- Your objective:
Every entry below should be transcribed exactly; pictures stay out of the copy.

(Records)
>>>
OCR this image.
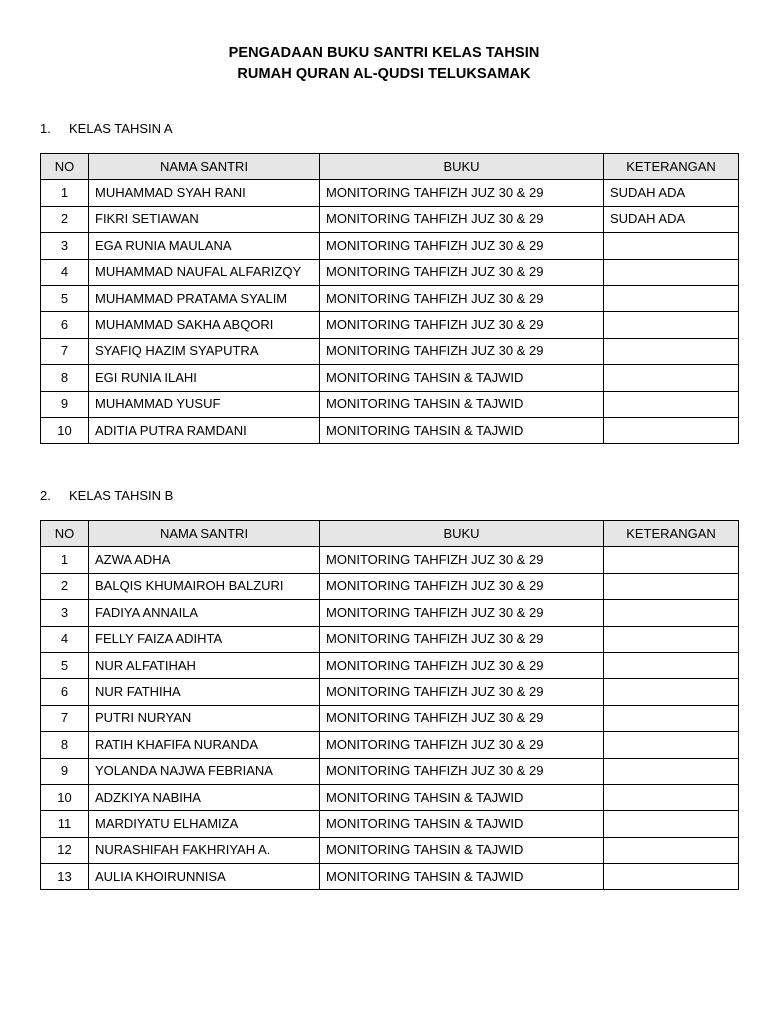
PENGADAAN BUKU SANTRI KELAS TAHSIN
RUMAH QURAN AL-QUDSI TELUKSAMAK
1. KELAS TAHSIN A
NO	NAMA SANTRI	BUKU	KETERANGAN
1	MUHAMMAD SYAH RANI	MONITORING TAHFIZH JUZ 30 & 29	SUDAH ADA
2	FIKRI SETIAWAN	MONITORING TAHFIZH JUZ 30 & 29	SUDAH ADA
3	EGA RUNIA MAULANA	MONITORING TAHFIZH JUZ 30 & 29	
4	MUHAMMAD NAUFAL ALFARIZQY	MONITORING TAHFIZH JUZ 30 & 29	
5	MUHAMMAD PRATAMA SYALIM	MONITORING TAHFIZH JUZ 30 & 29	
6	MUHAMMAD SAKHA ABQORI	MONITORING TAHFIZH JUZ 30 & 29	
7	SYAFIQ HAZIM SYAPUTRA	MONITORING TAHFIZH JUZ 30 & 29	
8	EGI RUNIA ILAHI	MONITORING TAHSIN & TAJWID	
9	MUHAMMAD YUSUF	MONITORING TAHSIN & TAJWID	
10	ADITIA PUTRA RAMDANI	MONITORING TAHSIN & TAJWID	
2. KELAS TAHSIN B
NO	NAMA SANTRI	BUKU	KETERANGAN
1	AZWA ADHA	MONITORING TAHFIZH JUZ 30 & 29	
2	BALQIS KHUMAIROH BALZURI	MONITORING TAHFIZH JUZ 30 & 29	
3	FADIYA ANNAILA	MONITORING TAHFIZH JUZ 30 & 29	
4	FELLY FAIZA ADIHTA	MONITORING TAHFIZH JUZ 30 & 29	
5	NUR ALFATIHAH	MONITORING TAHFIZH JUZ 30 & 29	
6	NUR FATHIHA	MONITORING TAHFIZH JUZ 30 & 29	
7	PUTRI NURYAN	MONITORING TAHFIZH JUZ 30 & 29	
8	RATIH KHAFIFA NURANDA	MONITORING TAHFIZH JUZ 30 & 29	
9	YOLANDA NAJWA FEBRIANA	MONITORING TAHFIZH JUZ 30 & 29	
10	ADZKIYA NABIHA	MONITORING TAHSIN & TAJWID	
11	MARDIYATU ELHAMIZA	MONITORING TAHSIN & TAJWID	
12	NURASHIFAH FAKHRIYAH A.	MONITORING TAHSIN & TAJWID	
13	AULIA KHOIRUNNISA	MONITORING TAHSIN & TAJWID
<<<
- Correct answer:
OCR this image.
PENGADAAN BUKU SANTRI KELAS TAHSIN
RUMAH QURAN AL-QUDSI TELUKSAMAK
1. KELAS TAHSIN A
NO	NAMA SANTRI	BUKU	KETERANGAN
1	MUHAMMAD SYAH RANI	MONITORING TAHFIZH JUZ 30 & 29	SUDAH ADA
2	FIKRI SETIAWAN	MONITORING TAHFIZH JUZ 30 & 29	SUDAH ADA
3	EGA RUNIA MAULANA	MONITORING TAHFIZH JUZ 30 & 29	
4	MUHAMMAD NAUFAL ALFARIZQY	MONITORING TAHFIZH JUZ 30 & 29	
5	MUHAMMAD PRATAMA SYALIM	MONITORING TAHFIZH JUZ 30 & 29	
6	MUHAMMAD SAKHA ABQORI	MONITORING TAHFIZH JUZ 30 & 29	
7	SYAFIQ HAZIM SYAPUTRA	MONITORING TAHFIZH JUZ 30 & 29	
8	EGI RUNIA ILAHI	MONITORING TAHSIN & TAJWID	
9	MUHAMMAD YUSUF	MONITORING TAHSIN & TAJWID	
10	ADITIA PUTRA RAMDANI	MONITORING TAHSIN & TAJWID	
2. KELAS TAHSIN B
NO	NAMA SANTRI	BUKU	KETERANGAN
1	AZWA ADHA	MONITORING TAHFIZH JUZ 30 & 29	
2	BALQIS KHUMAIROH BALZURI	MONITORING TAHFIZH JUZ 30 & 29	
3	FADIYA ANNAILA	MONITORING TAHFIZH JUZ 30 & 29	
4	FELLY FAIZA ADIHTA	MONITORING TAHFIZH JUZ 30 & 29	
5	NUR ALFATIHAH	MONITORING TAHFIZH JUZ 30 & 29	
6	NUR FATHIHA	MONITORING TAHFIZH JUZ 30 & 29	
7	PUTRI NURYAN	MONITORING TAHFIZH JUZ 30 & 29	
8	RATIH KHAFIFA NURANDA	MONITORING TAHFIZH JUZ 30 & 29	
9	YOLANDA NAJWA FEBRIANA	MONITORING TAHFIZH JUZ 30 & 29	
10	ADZKIYA NABIHA	MONITORING TAHSIN & TAJWID	
11	MARDIYATU ELHAMIZA	MONITORING TAHSIN & TAJWID	
12	NURASHIFAH FAKHRIYAH A.	MONITORING TAHSIN & TAJWID	
13	AULIA KHOIRUNNISA	MONITORING TAHSIN & TAJWID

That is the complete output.